TASK DETAILS →
Extract each line containing the string "Rights".

--- SUPPLIED DATA ---

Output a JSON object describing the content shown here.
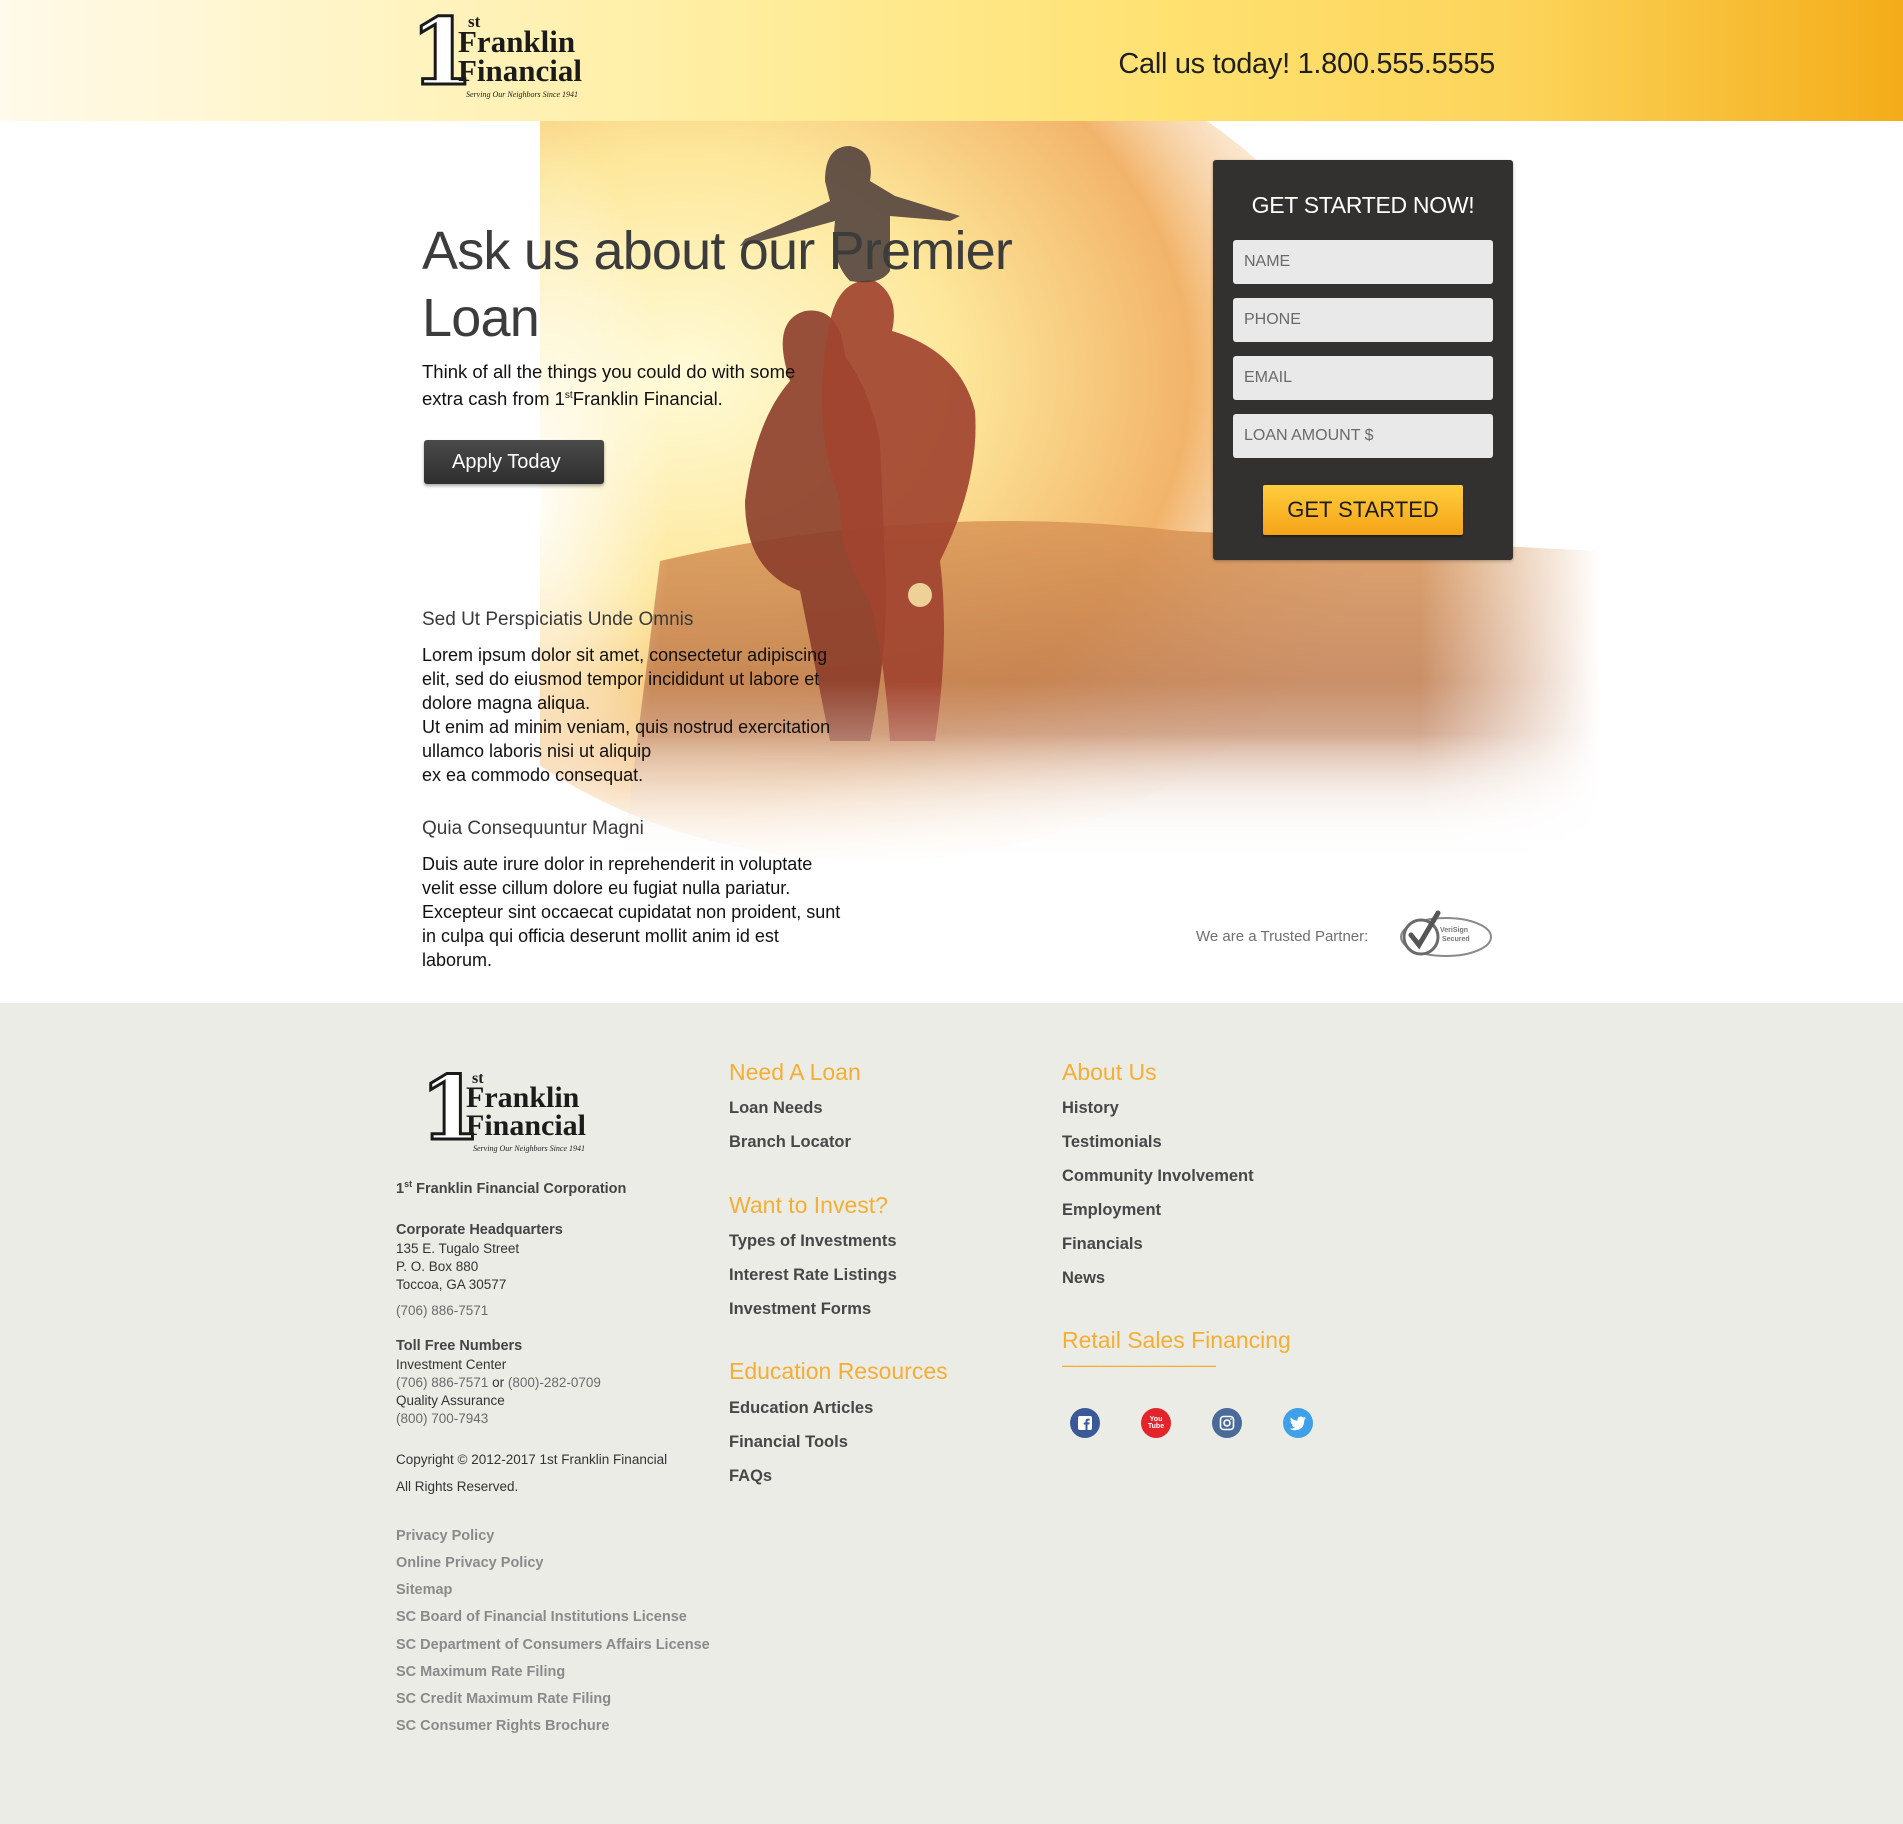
{
  "header": {
    "logo": {
      "numeral": "1",
      "superscript": "st",
      "line1": "Franklin",
      "line2": "Financial",
      "tagline": "Serving Our Neighbors Since 1941"
    },
    "call_text": "Call us today! 1.800.555.5555"
  },
  "hero": {
    "headline": "Ask us about our Premier Loan",
    "subhead_before": "Think of all the things you could do with some extra cash from 1",
    "subhead_sup": "st",
    "subhead_after": "Franklin Financial.",
    "apply_label": "Apply Today"
  },
  "sections": [
    {
      "heading": "Sed Ut Perspiciatis Unde Omnis",
      "lines": [
        "Lorem ipsum dolor sit amet, consectetur adipiscing",
        "elit, sed do eiusmod tempor incididunt ut labore et",
        "dolore magna aliqua.",
        "Ut enim ad minim veniam, quis nostrud exercitation",
        "ullamco laboris nisi ut aliquip",
        "ex ea commodo consequat."
      ]
    },
    {
      "heading": "Quia Consequuntur Magni",
      "lines": [
        "Duis aute irure dolor in reprehenderit in voluptate",
        "velit esse cillum dolore eu fugiat nulla pariatur.",
        "Excepteur sint occaecat cupidatat non proident, sunt",
        "in culpa qui officia deserunt mollit anim id est",
        "laborum."
      ]
    }
  ],
  "form": {
    "title": "GET STARTED NOW!",
    "fields": {
      "name": "NAME",
      "phone": "PHONE",
      "email": "EMAIL",
      "loan_amount": "LOAN AMOUNT $"
    },
    "submit_label": "GET STARTED"
  },
  "trust": {
    "label": "We are a Trusted Partner:",
    "badge_line1": "VeriSign",
    "badge_line2": "Secured"
  },
  "footer": {
    "corp_numeral": "1",
    "corp_sup": "st",
    "corp_name": "Franklin Financial Corporation",
    "hq_title": "Corporate Headquarters",
    "hq_address": [
      "135 E. Tugalo Street",
      "P. O. Box 880",
      "Toccoa, GA 30577"
    ],
    "hq_phone": "(706) 886-7571",
    "tollfree_title": "Toll Free Numbers",
    "investment_label": "Investment Center",
    "investment_phone1": "(706) 886-7571",
    "investment_or": "or",
    "investment_phone2": "(800)-282-0709",
    "qa_label": "Quality Assurance",
    "qa_phone": "(800) 700-7943",
    "copyright": "Copyright © 2012-2017 1st Franklin Financial",
    "rights": "All Rights Reserved.",
    "legal_links": [
      "Privacy Policy",
      "Online Privacy Policy",
      "Sitemap",
      "SC Board of Financial Institutions License",
      "SC Department of Consumers Affairs License",
      "SC Maximum Rate Filing",
      "SC Credit Maximum Rate Filing",
      "SC Consumer Rights Brochure"
    ],
    "columns": {
      "need_loan": {
        "title": "Need A Loan",
        "links": [
          "Loan Needs",
          "Branch Locator"
        ]
      },
      "invest": {
        "title": "Want to Invest?",
        "links": [
          "Types of Investments",
          "Interest Rate Listings",
          "Investment Forms"
        ]
      },
      "education": {
        "title": "Education Resources",
        "links": [
          "Education Articles",
          "Financial Tools",
          "FAQs"
        ]
      },
      "about": {
        "title": "About Us",
        "links": [
          "History",
          "Testimonials",
          "Community Involvement",
          "Employment",
          "Financials",
          "News"
        ]
      },
      "retail": {
        "title": "Retail Sales Financing",
        "underline": "—————————"
      }
    },
    "social": [
      {
        "name": "facebook-icon",
        "glyph": "f",
        "color": "#3b5998"
      },
      {
        "name": "youtube-icon",
        "glyph": "You Tube",
        "color": "#e3242b"
      },
      {
        "name": "instagram-icon",
        "glyph": "",
        "color": "#4a6a9a"
      },
      {
        "name": "twitter-icon",
        "glyph": "",
        "color": "#3da0e8"
      }
    ]
  },
  "colors": {
    "accent_orange": "#f5ae33",
    "form_bg": "#323130",
    "footer_bg": "#ecece7",
    "button_yellow": "#ffcd3c"
  }
}
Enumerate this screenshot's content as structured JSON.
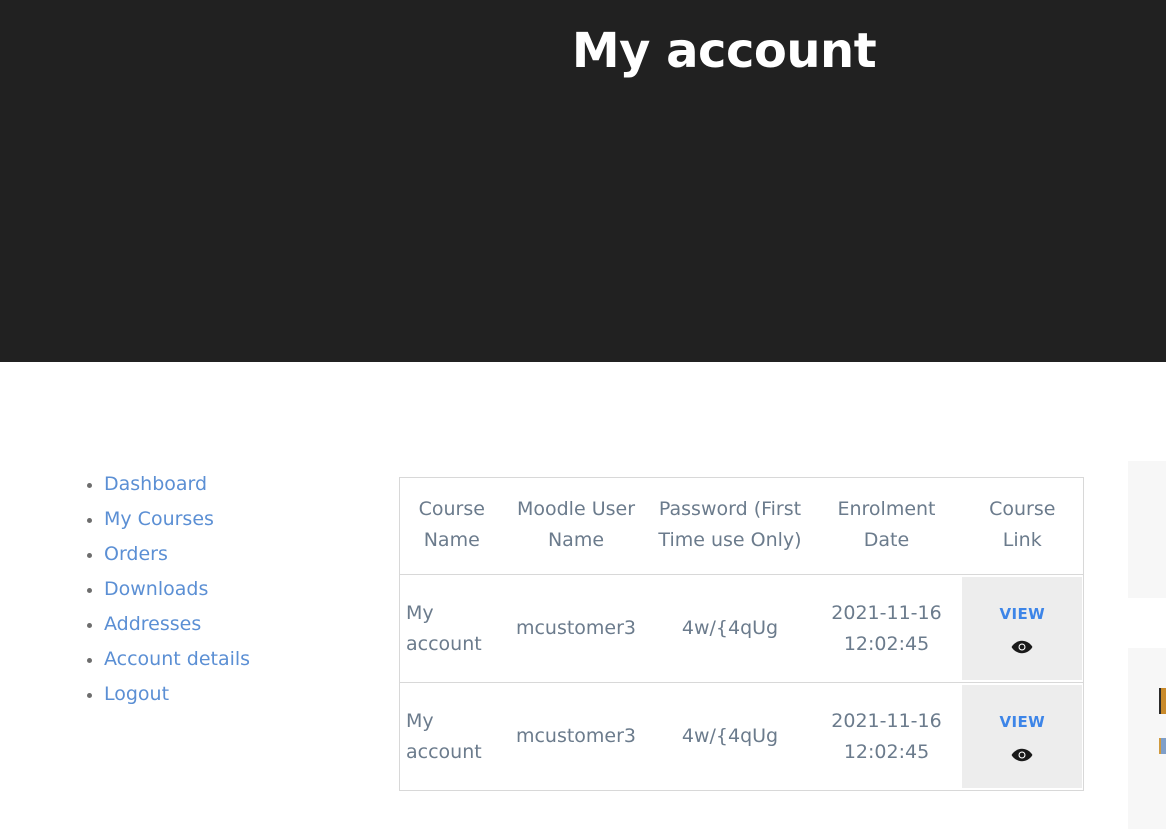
{
  "header": {
    "title": "My account",
    "background_color": "#212121",
    "title_color": "#ffffff"
  },
  "sidebar": {
    "name": "account-navigation",
    "link_color": "#5b8fd4",
    "items": [
      {
        "label": "Dashboard"
      },
      {
        "label": "My Courses"
      },
      {
        "label": "Orders"
      },
      {
        "label": "Downloads"
      },
      {
        "label": "Addresses"
      },
      {
        "label": "Account details"
      },
      {
        "label": "Logout"
      }
    ]
  },
  "courses_table": {
    "columns": [
      {
        "label": "Course Name"
      },
      {
        "label": "Moodle User Name"
      },
      {
        "label": "Password (First Time use Only)"
      },
      {
        "label": "Enrolment Date"
      },
      {
        "label": "Course Link"
      }
    ],
    "rows": [
      {
        "course_name": "My account",
        "moodle_user_name": "mcustomer3",
        "password": "4w/{4qUg",
        "enrolment_date_day": "2021-11-16",
        "enrolment_date_time": "12:02:45",
        "action_label": "VIEW",
        "action_icon": "eye-icon"
      },
      {
        "course_name": "My account",
        "moodle_user_name": "mcustomer3",
        "password": "4w/{4qUg",
        "enrolment_date_day": "2021-11-16",
        "enrolment_date_time": "12:02:45",
        "action_label": "VIEW",
        "action_icon": "eye-icon"
      }
    ],
    "view_button_color": "#3d85e8",
    "view_button_background": "#ededed",
    "border_color": "#d8d8d8",
    "text_color": "#6b7b8c"
  }
}
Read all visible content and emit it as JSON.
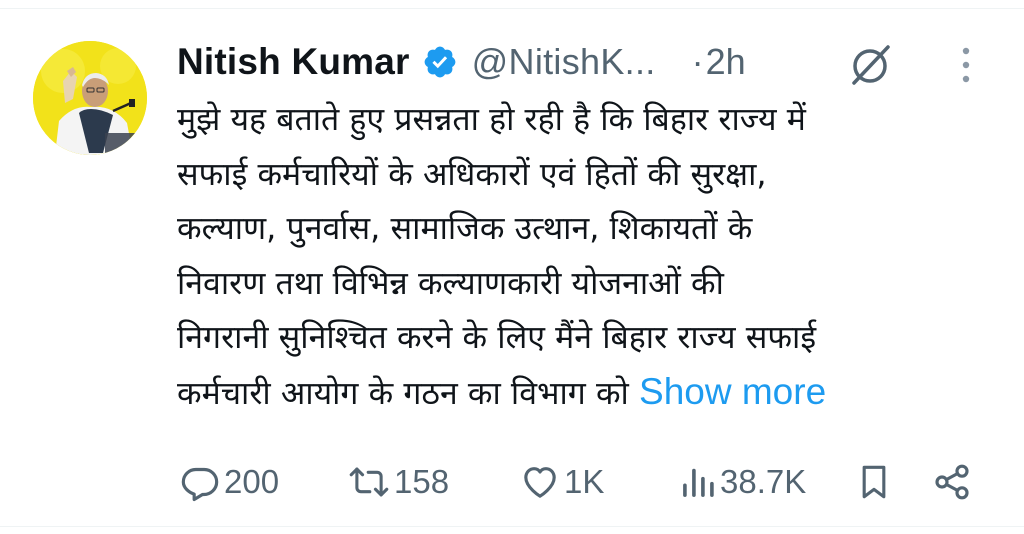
{
  "author": {
    "display_name": "Nitish Kumar",
    "handle": "@NitishK...",
    "time_separator": "·",
    "time": "2h",
    "verified_color": "#1d9bf0",
    "avatar_background": "#f2e21a"
  },
  "icons": {
    "avatar": "avatar-photo",
    "verified": "verified-badge-icon",
    "grok": "grok-icon",
    "more": "more-options-icon",
    "reply": "reply-icon",
    "retweet": "retweet-icon",
    "like": "heart-icon",
    "views": "views-icon",
    "bookmark": "bookmark-icon",
    "share": "share-icon"
  },
  "tweet": {
    "lines": [
      "मुझे यह बताते हुए प्रसन्नता हो रही है कि बिहार राज्य में",
      "सफाई कर्मचारियों के अधिकारों एवं हितों की सुरक्षा,",
      "कल्याण, पुनर्वास, सामाजिक उत्थान, शिकायतों के",
      "निवारण तथा विभिन्न कल्याणकारी योजनाओं की",
      "निगरानी सुनिश्चित करने के लिए मैंने बिहार राज्य सफाई",
      "कर्मचारी आयोग के गठन का विभाग को"
    ],
    "show_more_label": "Show more",
    "link_color": "#1d9bf0"
  },
  "actions": {
    "reply_count": "200",
    "retweet_count": "158",
    "like_count": "1K",
    "views_count": "38.7K"
  },
  "colors": {
    "text": "#0f1419",
    "secondary": "#536471",
    "divider": "#eff3f4"
  }
}
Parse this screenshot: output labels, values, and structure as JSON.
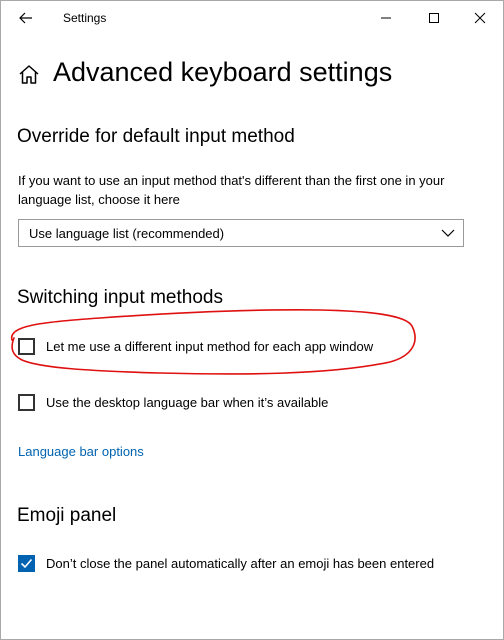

---

WRITTEN RESPONSE →
    "rights": "All Rights Reserved.",
      "SC Consumer Rights Brochure"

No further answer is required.